Given request: Scan the material that follows. Copy every line containing the word "values".

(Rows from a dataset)
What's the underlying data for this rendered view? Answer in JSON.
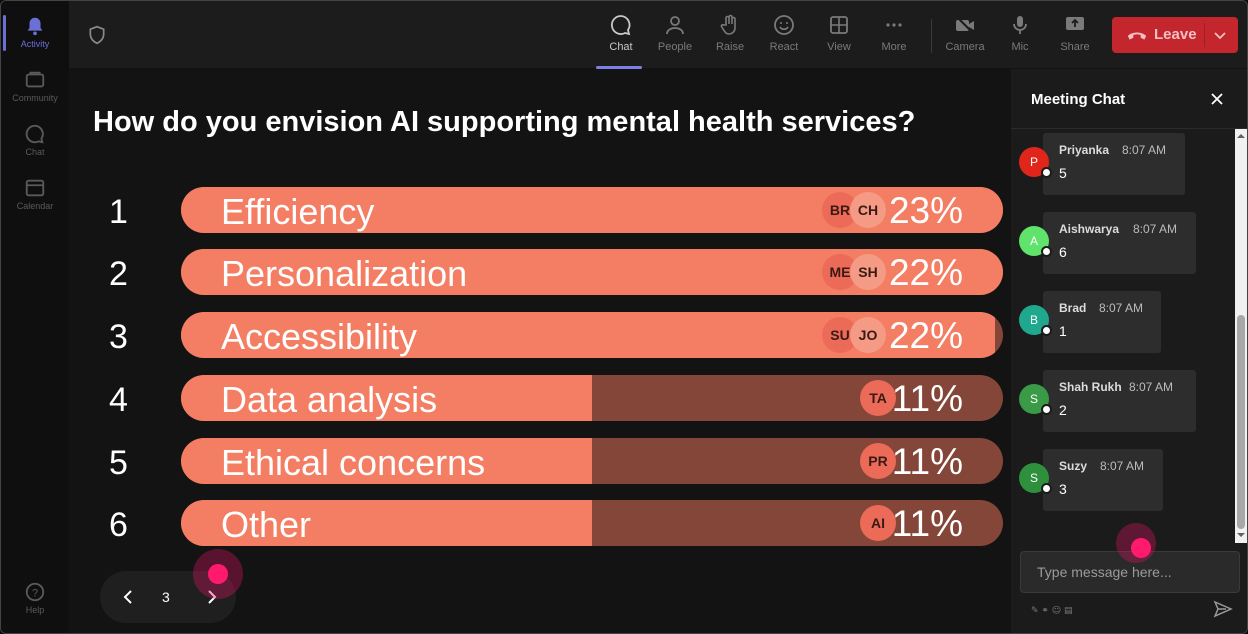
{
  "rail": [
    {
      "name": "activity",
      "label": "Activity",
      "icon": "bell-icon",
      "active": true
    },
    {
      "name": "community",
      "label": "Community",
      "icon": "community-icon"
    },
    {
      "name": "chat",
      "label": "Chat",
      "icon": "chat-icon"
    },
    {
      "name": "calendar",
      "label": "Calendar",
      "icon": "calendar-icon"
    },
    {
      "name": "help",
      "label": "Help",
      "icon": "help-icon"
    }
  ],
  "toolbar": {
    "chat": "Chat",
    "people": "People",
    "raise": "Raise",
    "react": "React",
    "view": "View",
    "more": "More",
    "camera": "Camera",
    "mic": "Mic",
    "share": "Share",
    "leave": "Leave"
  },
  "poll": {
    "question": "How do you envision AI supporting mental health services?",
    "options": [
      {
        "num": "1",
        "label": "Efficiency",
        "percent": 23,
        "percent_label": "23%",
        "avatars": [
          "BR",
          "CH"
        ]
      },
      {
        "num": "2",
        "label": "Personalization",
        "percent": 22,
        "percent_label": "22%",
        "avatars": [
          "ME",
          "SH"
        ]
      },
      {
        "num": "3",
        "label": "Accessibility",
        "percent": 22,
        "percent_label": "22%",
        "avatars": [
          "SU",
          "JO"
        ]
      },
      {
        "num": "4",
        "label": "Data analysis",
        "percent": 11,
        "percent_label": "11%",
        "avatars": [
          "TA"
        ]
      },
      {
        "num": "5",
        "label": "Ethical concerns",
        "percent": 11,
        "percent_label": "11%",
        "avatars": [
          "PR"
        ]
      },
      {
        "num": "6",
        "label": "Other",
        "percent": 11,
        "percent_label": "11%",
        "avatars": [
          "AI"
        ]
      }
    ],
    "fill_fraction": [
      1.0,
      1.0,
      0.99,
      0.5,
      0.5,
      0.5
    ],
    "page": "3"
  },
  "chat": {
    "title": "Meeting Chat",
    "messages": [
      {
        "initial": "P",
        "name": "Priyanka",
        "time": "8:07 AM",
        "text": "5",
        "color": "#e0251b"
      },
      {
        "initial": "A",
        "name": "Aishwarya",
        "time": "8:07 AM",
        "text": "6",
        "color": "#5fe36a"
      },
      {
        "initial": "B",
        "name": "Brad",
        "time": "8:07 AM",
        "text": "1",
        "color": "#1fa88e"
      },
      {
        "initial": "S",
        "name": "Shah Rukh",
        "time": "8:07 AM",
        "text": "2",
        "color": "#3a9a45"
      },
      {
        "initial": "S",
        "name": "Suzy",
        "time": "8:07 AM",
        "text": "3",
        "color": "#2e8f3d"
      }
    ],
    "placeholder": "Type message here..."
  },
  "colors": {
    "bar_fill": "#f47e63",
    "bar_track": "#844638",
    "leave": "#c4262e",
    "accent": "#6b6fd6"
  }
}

--

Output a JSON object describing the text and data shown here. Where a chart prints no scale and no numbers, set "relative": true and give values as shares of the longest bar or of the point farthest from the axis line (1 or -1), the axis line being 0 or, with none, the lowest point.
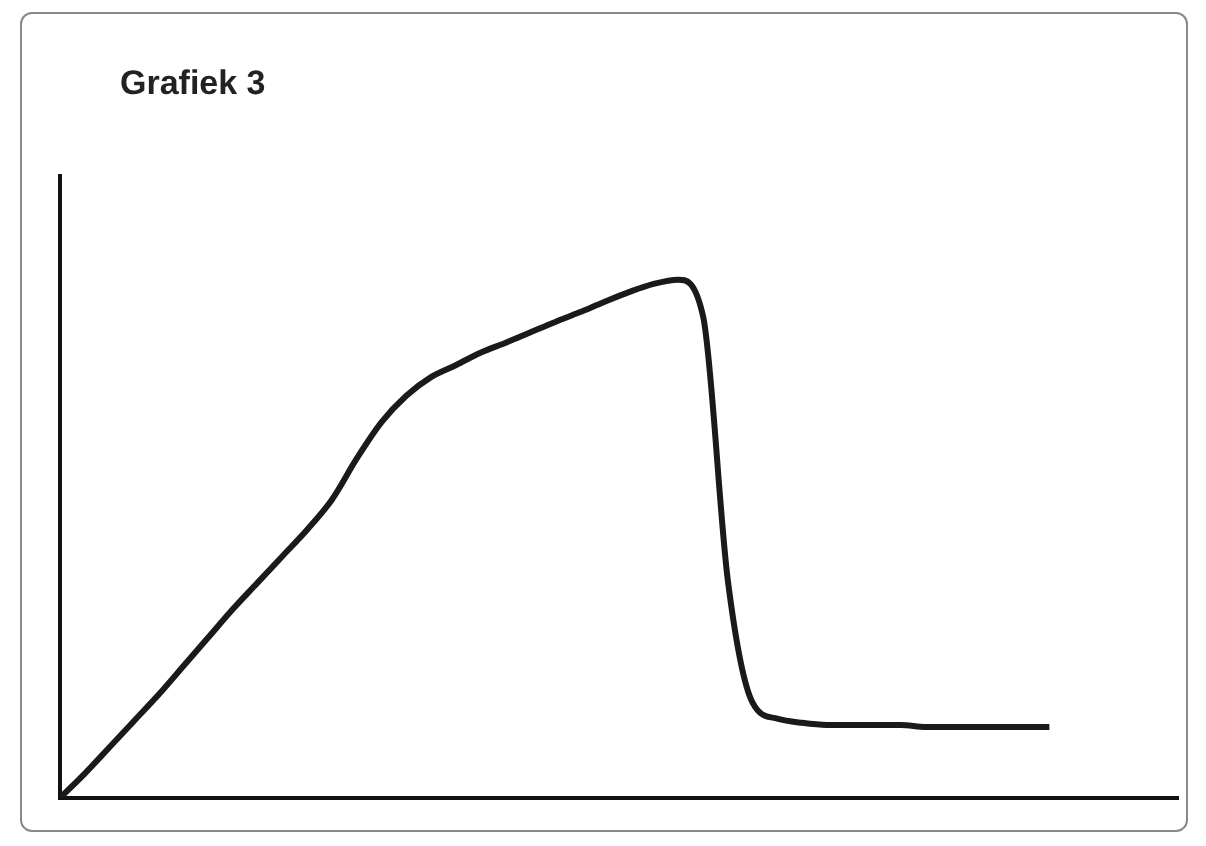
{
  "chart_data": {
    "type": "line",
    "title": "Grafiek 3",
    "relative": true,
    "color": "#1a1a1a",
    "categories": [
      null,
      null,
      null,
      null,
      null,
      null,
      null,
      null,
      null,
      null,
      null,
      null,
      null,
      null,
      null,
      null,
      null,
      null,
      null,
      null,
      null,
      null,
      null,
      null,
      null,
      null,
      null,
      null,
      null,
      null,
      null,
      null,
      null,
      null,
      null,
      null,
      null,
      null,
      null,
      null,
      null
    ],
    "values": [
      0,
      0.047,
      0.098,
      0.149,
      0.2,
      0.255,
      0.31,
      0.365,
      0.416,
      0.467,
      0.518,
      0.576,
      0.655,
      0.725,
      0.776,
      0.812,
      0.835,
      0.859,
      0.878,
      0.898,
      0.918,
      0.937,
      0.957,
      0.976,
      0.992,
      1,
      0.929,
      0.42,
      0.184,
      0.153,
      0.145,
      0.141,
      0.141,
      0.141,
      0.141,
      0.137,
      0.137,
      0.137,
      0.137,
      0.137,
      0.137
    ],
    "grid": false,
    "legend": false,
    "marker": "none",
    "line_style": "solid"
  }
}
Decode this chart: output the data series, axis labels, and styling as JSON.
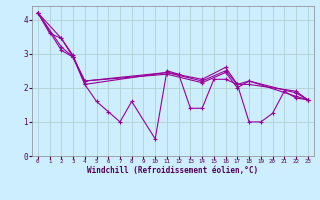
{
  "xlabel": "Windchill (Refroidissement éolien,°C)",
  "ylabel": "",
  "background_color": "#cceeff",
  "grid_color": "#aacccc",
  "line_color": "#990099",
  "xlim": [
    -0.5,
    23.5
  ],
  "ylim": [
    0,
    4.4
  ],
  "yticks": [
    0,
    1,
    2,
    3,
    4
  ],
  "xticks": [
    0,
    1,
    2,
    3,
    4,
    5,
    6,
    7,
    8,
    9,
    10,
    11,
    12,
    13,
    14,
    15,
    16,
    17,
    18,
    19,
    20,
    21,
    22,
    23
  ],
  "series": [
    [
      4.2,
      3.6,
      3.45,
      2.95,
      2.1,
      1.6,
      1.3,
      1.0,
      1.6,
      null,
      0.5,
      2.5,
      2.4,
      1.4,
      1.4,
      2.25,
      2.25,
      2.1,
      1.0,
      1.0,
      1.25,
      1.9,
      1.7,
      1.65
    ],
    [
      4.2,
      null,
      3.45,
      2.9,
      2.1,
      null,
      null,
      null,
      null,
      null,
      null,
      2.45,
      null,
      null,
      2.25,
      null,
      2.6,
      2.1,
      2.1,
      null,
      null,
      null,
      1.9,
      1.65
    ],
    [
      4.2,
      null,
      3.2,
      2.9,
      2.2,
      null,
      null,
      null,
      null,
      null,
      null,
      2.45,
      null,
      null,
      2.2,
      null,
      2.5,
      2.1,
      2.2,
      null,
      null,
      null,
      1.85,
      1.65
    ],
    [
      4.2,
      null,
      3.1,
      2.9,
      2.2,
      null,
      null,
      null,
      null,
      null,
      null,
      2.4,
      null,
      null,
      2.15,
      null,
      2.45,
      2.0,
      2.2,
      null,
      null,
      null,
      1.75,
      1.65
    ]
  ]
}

Task answer:
Output a JSON object describing the text and data shown here. Where a chart prints no scale and no numbers, set "relative": true and give values as shares of the longest bar or of the point farthest from the axis line (1 or -1), the axis line being 0 or, with none, the lowest point.
    "values": [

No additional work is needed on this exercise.